■ **What needs to be done**
The data below needs to be returned exactly, line for line.

════════════════════

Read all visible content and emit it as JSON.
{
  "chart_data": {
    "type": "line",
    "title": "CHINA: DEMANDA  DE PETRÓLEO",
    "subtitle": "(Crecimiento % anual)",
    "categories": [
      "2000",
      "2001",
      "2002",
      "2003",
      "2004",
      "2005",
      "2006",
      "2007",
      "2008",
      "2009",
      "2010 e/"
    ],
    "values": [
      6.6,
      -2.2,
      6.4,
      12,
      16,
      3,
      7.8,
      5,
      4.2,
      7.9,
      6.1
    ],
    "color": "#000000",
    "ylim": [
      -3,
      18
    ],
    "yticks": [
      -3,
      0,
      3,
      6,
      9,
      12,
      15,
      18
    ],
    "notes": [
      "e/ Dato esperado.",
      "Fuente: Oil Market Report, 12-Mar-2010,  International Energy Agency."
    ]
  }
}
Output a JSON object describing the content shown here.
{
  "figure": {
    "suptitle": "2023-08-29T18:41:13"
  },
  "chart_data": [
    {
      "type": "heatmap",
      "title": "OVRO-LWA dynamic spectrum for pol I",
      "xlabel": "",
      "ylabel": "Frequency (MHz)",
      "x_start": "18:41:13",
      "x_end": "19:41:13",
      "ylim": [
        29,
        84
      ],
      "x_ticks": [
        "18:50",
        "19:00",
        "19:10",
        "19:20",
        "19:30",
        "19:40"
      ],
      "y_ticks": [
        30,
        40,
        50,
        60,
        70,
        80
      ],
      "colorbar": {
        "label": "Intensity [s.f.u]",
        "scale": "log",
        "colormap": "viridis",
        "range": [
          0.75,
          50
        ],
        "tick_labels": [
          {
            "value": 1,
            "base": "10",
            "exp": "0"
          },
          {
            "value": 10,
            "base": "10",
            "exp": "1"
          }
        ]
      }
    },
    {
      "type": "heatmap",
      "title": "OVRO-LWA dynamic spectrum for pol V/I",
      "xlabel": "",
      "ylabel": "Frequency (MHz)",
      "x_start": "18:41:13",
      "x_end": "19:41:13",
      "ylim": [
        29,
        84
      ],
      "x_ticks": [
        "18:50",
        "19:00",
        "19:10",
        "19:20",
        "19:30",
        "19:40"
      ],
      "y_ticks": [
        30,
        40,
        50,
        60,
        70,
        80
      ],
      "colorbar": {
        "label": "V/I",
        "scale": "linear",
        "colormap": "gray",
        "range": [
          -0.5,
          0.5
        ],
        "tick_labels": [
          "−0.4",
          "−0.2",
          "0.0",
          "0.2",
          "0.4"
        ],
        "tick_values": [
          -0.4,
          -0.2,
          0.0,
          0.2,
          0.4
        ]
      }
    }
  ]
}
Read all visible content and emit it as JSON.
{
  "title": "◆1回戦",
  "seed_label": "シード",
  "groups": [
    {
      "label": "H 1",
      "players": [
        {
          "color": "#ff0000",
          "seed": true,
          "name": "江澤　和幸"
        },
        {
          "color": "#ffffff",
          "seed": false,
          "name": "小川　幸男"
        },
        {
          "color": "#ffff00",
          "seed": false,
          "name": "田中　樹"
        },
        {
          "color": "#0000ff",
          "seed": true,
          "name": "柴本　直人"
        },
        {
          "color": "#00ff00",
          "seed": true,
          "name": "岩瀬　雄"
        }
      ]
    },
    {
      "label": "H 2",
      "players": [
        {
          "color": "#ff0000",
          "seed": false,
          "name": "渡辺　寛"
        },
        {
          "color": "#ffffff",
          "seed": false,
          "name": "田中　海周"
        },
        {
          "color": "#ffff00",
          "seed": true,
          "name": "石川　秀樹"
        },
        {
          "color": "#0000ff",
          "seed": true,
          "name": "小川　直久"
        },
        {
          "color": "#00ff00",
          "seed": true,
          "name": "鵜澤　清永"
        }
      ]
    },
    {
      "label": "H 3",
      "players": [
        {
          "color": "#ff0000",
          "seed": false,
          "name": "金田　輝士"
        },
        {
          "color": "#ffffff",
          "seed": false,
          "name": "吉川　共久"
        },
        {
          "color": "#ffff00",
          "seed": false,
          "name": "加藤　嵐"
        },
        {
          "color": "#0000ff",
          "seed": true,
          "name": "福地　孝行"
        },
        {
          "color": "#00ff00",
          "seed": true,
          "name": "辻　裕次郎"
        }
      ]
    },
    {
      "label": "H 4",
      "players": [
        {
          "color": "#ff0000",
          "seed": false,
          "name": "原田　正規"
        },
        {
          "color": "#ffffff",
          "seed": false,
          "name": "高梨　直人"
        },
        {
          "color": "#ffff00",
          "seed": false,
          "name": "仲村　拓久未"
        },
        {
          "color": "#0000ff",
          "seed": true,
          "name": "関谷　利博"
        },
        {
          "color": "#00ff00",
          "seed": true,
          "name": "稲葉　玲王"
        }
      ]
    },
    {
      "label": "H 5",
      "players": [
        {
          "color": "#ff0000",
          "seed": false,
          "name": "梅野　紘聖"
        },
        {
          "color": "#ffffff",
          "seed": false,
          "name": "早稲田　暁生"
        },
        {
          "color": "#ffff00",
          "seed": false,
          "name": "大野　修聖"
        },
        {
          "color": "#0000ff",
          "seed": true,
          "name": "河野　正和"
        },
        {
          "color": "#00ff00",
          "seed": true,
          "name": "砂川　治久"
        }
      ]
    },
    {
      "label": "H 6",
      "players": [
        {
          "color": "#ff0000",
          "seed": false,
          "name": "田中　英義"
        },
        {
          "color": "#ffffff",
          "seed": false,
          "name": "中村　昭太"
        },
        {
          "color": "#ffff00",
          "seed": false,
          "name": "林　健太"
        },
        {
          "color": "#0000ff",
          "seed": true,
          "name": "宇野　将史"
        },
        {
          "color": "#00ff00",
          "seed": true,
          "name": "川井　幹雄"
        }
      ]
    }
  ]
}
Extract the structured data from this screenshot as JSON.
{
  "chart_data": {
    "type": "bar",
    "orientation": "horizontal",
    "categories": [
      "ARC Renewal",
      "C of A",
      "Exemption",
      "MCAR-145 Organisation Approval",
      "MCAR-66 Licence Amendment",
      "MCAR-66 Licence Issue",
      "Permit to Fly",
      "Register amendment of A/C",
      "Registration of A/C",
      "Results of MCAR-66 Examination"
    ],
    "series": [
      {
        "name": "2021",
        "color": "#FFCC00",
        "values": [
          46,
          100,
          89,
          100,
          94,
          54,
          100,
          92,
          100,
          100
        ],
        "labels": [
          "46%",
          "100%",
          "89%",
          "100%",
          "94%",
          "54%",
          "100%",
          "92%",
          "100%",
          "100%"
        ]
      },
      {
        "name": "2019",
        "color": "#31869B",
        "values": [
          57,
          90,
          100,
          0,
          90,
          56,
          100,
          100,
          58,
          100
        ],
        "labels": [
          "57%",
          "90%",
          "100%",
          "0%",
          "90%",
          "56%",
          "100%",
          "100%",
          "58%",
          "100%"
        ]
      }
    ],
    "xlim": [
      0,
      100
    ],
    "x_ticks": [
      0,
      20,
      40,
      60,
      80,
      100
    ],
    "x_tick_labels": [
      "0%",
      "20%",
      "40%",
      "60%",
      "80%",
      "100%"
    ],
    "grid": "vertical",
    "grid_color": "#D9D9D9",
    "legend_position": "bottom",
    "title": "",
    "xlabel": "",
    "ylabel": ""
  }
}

════════════════════

■ **Expected output**
Read all visible content and emit it as JSON.
{
  "chart_data": {
    "type": "line",
    "title": "CHINA: DEMANDA  DE PETRÓLEO",
    "subtitle": "(Crecimiento % anual)",
    "categories": [
      "2000",
      "2001",
      "2002",
      "2003",
      "2004",
      "2005",
      "2006",
      "2007",
      "2008",
      "2009",
      "2010 e/"
    ],
    "values": [
      6.6,
      -2.2,
      6.4,
      12,
      16,
      3,
      7.8,
      5,
      4.2,
      7.9,
      6.1
    ],
    "color": "#000000",
    "ylim": [
      -3,
      18
    ],
    "yticks": [
      -3,
      0,
      3,
      6,
      9,
      12,
      15,
      18
    ],
    "notes": [
      "e/ Dato esperado.",
      "Fuente: Oil Market Report, 12-Mar-2010,  International Energy Agency."
    ]
  }
}
Output a JSON object describing the content shown here.
{
  "figure": {
    "suptitle": "2023-08-29T18:41:13"
  },
  "chart_data": [
    {
      "type": "heatmap",
      "title": "OVRO-LWA dynamic spectrum for pol I",
      "xlabel": "",
      "ylabel": "Frequency (MHz)",
      "x_start": "18:41:13",
      "x_end": "19:41:13",
      "ylim": [
        29,
        84
      ],
      "x_ticks": [
        "18:50",
        "19:00",
        "19:10",
        "19:20",
        "19:30",
        "19:40"
      ],
      "y_ticks": [
        30,
        40,
        50,
        60,
        70,
        80
      ],
      "colorbar": {
        "label": "Intensity [s.f.u]",
        "scale": "log",
        "colormap": "viridis",
        "range": [
          0.75,
          50
        ],
        "tick_labels": [
          {
            "value": 1,
            "base": "10",
            "exp": "0"
          },
          {
            "value": 10,
            "base": "10",
            "exp": "1"
          }
        ]
      }
    },
    {
      "type": "heatmap",
      "title": "OVRO-LWA dynamic spectrum for pol V/I",
      "xlabel": "",
      "ylabel": "Frequency (MHz)",
      "x_start": "18:41:13",
      "x_end": "19:41:13",
      "ylim": [
        29,
        84
      ],
      "x_ticks": [
        "18:50",
        "19:00",
        "19:10",
        "19:20",
        "19:30",
        "19:40"
      ],
      "y_ticks": [
        30,
        40,
        50,
        60,
        70,
        80
      ],
      "colorbar": {
        "label": "V/I",
        "scale": "linear",
        "colormap": "gray",
        "range": [
          -0.5,
          0.5
        ],
        "tick_labels": [
          "−0.4",
          "−0.2",
          "0.0",
          "0.2",
          "0.4"
        ],
        "tick_values": [
          -0.4,
          -0.2,
          0.0,
          0.2,
          0.4
        ]
      }
    }
  ]
}
Read all visible content and emit it as JSON.
{
  "title": "◆1回戦",
  "seed_label": "シード",
  "groups": [
    {
      "label": "H 1",
      "players": [
        {
          "color": "#ff0000",
          "seed": true,
          "name": "江澤　和幸"
        },
        {
          "color": "#ffffff",
          "seed": false,
          "name": "小川　幸男"
        },
        {
          "color": "#ffff00",
          "seed": false,
          "name": "田中　樹"
        },
        {
          "color": "#0000ff",
          "seed": true,
          "name": "柴本　直人"
        },
        {
          "color": "#00ff00",
          "seed": true,
          "name": "岩瀬　雄"
        }
      ]
    },
    {
      "label": "H 2",
      "players": [
        {
          "color": "#ff0000",
          "seed": false,
          "name": "渡辺　寛"
        },
        {
          "color": "#ffffff",
          "seed": false,
          "name": "田中　海周"
        },
        {
          "color": "#ffff00",
          "seed": true,
          "name": "石川　秀樹"
        },
        {
          "color": "#0000ff",
          "seed": true,
          "name": "小川　直久"
        },
        {
          "color": "#00ff00",
          "seed": true,
          "name": "鵜澤　清永"
        }
      ]
    },
    {
      "label": "H 3",
      "players": [
        {
          "color": "#ff0000",
          "seed": false,
          "name": "金田　輝士"
        },
        {
          "color": "#ffffff",
          "seed": false,
          "name": "吉川　共久"
        },
        {
          "color": "#ffff00",
          "seed": false,
          "name": "加藤　嵐"
        },
        {
          "color": "#0000ff",
          "seed": true,
          "name": "福地　孝行"
        },
        {
          "color": "#00ff00",
          "seed": true,
          "name": "辻　裕次郎"
        }
      ]
    },
    {
      "label": "H 4",
      "players": [
        {
          "color": "#ff0000",
          "seed": false,
          "name": "原田　正規"
        },
        {
          "color": "#ffffff",
          "seed": false,
          "name": "高梨　直人"
        },
        {
          "color": "#ffff00",
          "seed": false,
          "name": "仲村　拓久未"
        },
        {
          "color": "#0000ff",
          "seed": true,
          "name": "関谷　利博"
        },
        {
          "color": "#00ff00",
          "seed": true,
          "name": "稲葉　玲王"
        }
      ]
    },
    {
      "label": "H 5",
      "players": [
        {
          "color": "#ff0000",
          "seed": false,
          "name": "梅野　紘聖"
        },
        {
          "color": "#ffffff",
          "seed": false,
          "name": "早稲田　暁生"
        },
        {
          "color": "#ffff00",
          "seed": false,
          "name": "大野　修聖"
        },
        {
          "color": "#0000ff",
          "seed": true,
          "name": "河野　正和"
        },
        {
          "color": "#00ff00",
          "seed": true,
          "name": "砂川　治久"
        }
      ]
    },
    {
      "label": "H 6",
      "players": [
        {
          "color": "#ff0000",
          "seed": false,
          "name": "田中　英義"
        },
        {
          "color": "#ffffff",
          "seed": false,
          "name": "中村　昭太"
        },
        {
          "color": "#ffff00",
          "seed": false,
          "name": "林　健太"
        },
        {
          "color": "#0000ff",
          "seed": true,
          "name": "宇野　将史"
        },
        {
          "color": "#00ff00",
          "seed": true,
          "name": "川井　幹雄"
        }
      ]
    }
  ]
}
Extract the structured data from this screenshot as JSON.
{
  "chart_data": {
    "type": "bar",
    "orientation": "horizontal",
    "categories": [
      "ARC Renewal",
      "C of A",
      "Exemption",
      "MCAR-145 Organisation Approval",
      "MCAR-66 Licence Amendment",
      "MCAR-66 Licence Issue",
      "Permit to Fly",
      "Register amendment of A/C",
      "Registration of A/C",
      "Results of MCAR-66 Examination"
    ],
    "series": [
      {
        "name": "2021",
        "color": "#FFCC00",
        "values": [
          46,
          100,
          89,
          100,
          94,
          54,
          100,
          92,
          100,
          100
        ],
        "labels": [
          "46%",
          "100%",
          "89%",
          "100%",
          "94%",
          "54%",
          "100%",
          "92%",
          "100%",
          "100%"
        ]
      },
      {
        "name": "2019",
        "color": "#31869B",
        "values": [
          57,
          90,
          100,
          0,
          90,
          56,
          100,
          100,
          58,
          100
        ],
        "labels": [
          "57%",
          "90%",
          "100%",
          "0%",
          "90%",
          "56%",
          "100%",
          "100%",
          "58%",
          "100%"
        ]
      }
    ],
    "xlim": [
      0,
      100
    ],
    "x_ticks": [
      0,
      20,
      40,
      60,
      80,
      100
    ],
    "x_tick_labels": [
      "0%",
      "20%",
      "40%",
      "60%",
      "80%",
      "100%"
    ],
    "grid": "vertical",
    "grid_color": "#D9D9D9",
    "legend_position": "bottom",
    "title": "",
    "xlabel": "",
    "ylabel": ""
  }
}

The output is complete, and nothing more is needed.